Work instruction. In the supplied passage, which analogy does one writer say more closely fits humans with regard to the resource factor?

Supplied passage.
-*-

No, whatever is happening cannot reasonably be viewed as economically driven. It is a cultural trend. And it is phenomenally powerful, because it is happening all over the world, across ethnicities, in countries and societies that are otherwise vastly different.
And it is overcoming basic human biology.
So what is it?
I don’t know if that question has an obvious answer, but I intend to explore it in the months to come. And I hope you will contribute your own views on the subject in the comments.
I’m not exaggerating when I write that nothing less than the future of humanity is at stake.
I have no children.
I celebrate that fact every day.
It’s no longer accurate to call the USA a “rich country.” The value of our money has eroded, the pres is giving away hundreds of billions, he has let millions into the country, and now we are poor.
And that’s why we are not having kids.
And that’s why the “poor and oppressed” are streaming into the country - to live off our money and to pop out a few million more babies that we will be supporting.
Don’t call us rich.
I think for humans, the “Universe 25” analogy more closely fits with regard to the resource factor. Also, even in Universe 25, the rats had more than enough space to spread out if they had wanted to. They didn’t. They never even got close to the theoretical capacity of the environment they were in.
The relevant metric is to compare the US today with the US of one hundred years ago....

-*-

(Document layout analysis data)
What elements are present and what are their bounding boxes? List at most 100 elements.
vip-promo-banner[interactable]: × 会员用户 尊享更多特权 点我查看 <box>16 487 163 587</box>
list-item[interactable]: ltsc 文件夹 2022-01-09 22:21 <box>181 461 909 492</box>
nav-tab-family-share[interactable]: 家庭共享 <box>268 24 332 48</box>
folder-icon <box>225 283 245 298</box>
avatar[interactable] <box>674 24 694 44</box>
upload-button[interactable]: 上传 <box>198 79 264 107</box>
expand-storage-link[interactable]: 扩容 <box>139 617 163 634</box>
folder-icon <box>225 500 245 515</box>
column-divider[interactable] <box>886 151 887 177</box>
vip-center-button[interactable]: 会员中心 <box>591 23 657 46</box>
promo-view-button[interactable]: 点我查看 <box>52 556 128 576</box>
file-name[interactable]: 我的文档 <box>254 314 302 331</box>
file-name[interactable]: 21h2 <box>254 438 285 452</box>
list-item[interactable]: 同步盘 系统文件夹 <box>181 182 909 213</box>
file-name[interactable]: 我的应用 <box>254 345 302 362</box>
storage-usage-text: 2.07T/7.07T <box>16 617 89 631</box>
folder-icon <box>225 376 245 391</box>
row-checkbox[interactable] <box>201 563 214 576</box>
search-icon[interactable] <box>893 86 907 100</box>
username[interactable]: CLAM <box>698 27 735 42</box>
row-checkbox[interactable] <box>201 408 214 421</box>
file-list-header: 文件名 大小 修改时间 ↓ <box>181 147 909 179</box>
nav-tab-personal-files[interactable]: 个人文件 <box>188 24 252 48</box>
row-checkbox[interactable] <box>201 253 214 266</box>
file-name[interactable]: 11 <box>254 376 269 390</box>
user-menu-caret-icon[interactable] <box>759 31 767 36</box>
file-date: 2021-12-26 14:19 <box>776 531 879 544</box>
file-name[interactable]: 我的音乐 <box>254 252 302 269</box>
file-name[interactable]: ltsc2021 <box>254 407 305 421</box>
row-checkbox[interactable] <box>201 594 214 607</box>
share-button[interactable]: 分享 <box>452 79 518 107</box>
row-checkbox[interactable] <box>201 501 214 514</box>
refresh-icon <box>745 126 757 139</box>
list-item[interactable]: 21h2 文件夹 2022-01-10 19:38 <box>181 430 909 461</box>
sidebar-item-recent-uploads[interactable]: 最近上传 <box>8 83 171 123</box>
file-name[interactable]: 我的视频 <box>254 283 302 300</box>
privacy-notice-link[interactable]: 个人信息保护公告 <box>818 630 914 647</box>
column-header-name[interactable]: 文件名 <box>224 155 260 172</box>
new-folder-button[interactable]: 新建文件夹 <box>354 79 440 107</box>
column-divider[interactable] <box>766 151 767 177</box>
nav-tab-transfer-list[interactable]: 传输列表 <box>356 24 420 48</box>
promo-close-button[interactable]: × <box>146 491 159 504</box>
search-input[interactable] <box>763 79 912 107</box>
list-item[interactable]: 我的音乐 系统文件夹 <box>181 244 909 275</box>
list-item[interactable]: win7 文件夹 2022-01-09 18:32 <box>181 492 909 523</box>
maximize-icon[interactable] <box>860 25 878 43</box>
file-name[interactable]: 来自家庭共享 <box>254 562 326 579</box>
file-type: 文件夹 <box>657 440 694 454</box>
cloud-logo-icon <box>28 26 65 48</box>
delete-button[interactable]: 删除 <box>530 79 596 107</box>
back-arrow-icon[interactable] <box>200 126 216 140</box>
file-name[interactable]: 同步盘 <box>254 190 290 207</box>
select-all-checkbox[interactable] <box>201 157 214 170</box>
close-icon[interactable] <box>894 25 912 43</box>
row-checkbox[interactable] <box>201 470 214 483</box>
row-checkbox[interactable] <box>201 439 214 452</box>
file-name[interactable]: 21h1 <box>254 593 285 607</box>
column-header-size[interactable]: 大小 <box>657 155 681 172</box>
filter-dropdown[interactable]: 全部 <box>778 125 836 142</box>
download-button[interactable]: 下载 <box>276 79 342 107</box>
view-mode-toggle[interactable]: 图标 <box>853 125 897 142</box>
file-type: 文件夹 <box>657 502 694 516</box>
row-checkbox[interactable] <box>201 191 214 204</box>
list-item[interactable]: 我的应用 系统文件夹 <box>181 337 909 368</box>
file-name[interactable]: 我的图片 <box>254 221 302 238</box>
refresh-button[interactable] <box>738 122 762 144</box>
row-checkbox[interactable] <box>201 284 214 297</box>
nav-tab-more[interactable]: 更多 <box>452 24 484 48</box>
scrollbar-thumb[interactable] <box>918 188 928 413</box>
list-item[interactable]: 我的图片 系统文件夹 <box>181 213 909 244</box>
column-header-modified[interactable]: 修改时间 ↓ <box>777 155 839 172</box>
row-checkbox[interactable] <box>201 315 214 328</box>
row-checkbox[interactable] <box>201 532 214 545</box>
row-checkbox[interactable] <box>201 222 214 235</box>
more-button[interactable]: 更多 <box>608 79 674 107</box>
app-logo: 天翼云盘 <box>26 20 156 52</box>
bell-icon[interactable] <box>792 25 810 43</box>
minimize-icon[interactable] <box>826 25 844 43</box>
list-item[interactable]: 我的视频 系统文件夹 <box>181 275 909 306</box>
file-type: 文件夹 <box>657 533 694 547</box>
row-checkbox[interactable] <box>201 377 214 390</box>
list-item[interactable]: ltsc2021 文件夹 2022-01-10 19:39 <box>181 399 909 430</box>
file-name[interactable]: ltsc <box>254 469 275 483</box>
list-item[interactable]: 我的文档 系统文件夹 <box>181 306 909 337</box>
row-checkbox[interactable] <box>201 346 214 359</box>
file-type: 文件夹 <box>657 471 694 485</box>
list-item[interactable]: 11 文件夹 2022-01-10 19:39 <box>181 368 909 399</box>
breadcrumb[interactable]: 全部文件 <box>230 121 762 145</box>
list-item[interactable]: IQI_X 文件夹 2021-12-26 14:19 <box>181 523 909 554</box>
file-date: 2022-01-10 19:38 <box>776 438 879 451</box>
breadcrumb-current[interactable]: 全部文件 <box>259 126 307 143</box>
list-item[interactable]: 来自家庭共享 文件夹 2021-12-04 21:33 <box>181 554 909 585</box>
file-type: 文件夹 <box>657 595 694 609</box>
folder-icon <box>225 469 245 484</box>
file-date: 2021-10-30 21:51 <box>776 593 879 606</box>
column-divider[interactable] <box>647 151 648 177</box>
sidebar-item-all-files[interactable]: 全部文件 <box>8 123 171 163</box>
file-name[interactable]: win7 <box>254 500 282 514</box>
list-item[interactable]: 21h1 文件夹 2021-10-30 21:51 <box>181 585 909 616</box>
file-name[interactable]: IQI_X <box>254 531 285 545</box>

-*-

Answer to the problem. The "Universe 25" analogy.